> **Source material**:
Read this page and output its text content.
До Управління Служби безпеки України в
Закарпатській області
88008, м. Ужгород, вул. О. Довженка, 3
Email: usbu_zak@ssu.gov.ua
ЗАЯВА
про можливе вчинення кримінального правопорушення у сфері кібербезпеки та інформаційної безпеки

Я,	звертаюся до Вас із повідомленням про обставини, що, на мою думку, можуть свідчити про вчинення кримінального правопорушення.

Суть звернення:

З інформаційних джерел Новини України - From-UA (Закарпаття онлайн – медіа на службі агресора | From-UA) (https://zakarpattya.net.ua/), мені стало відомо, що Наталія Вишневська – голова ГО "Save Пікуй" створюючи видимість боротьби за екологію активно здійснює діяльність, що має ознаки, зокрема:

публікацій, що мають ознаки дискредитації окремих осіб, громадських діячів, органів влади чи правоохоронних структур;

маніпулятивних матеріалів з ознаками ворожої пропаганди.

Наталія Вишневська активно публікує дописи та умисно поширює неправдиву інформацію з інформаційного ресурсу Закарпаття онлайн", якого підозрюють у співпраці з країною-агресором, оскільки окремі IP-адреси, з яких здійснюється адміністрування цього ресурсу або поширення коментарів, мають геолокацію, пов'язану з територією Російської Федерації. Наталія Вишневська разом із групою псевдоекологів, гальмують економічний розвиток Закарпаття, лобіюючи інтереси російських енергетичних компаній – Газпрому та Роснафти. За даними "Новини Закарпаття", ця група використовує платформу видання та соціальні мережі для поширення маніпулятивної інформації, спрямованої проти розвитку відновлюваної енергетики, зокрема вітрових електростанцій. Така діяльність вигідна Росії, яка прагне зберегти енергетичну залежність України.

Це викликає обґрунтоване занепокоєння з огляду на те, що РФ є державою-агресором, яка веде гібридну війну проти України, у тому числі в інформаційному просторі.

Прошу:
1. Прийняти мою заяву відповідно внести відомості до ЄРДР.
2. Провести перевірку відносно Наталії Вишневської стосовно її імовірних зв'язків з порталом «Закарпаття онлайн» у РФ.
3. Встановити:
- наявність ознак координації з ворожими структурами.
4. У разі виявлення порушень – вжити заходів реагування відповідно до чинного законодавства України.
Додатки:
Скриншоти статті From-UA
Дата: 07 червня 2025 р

> **Your goal**: Give only the number of lines in the entries that contain "мають".

> **Exercise response**: 2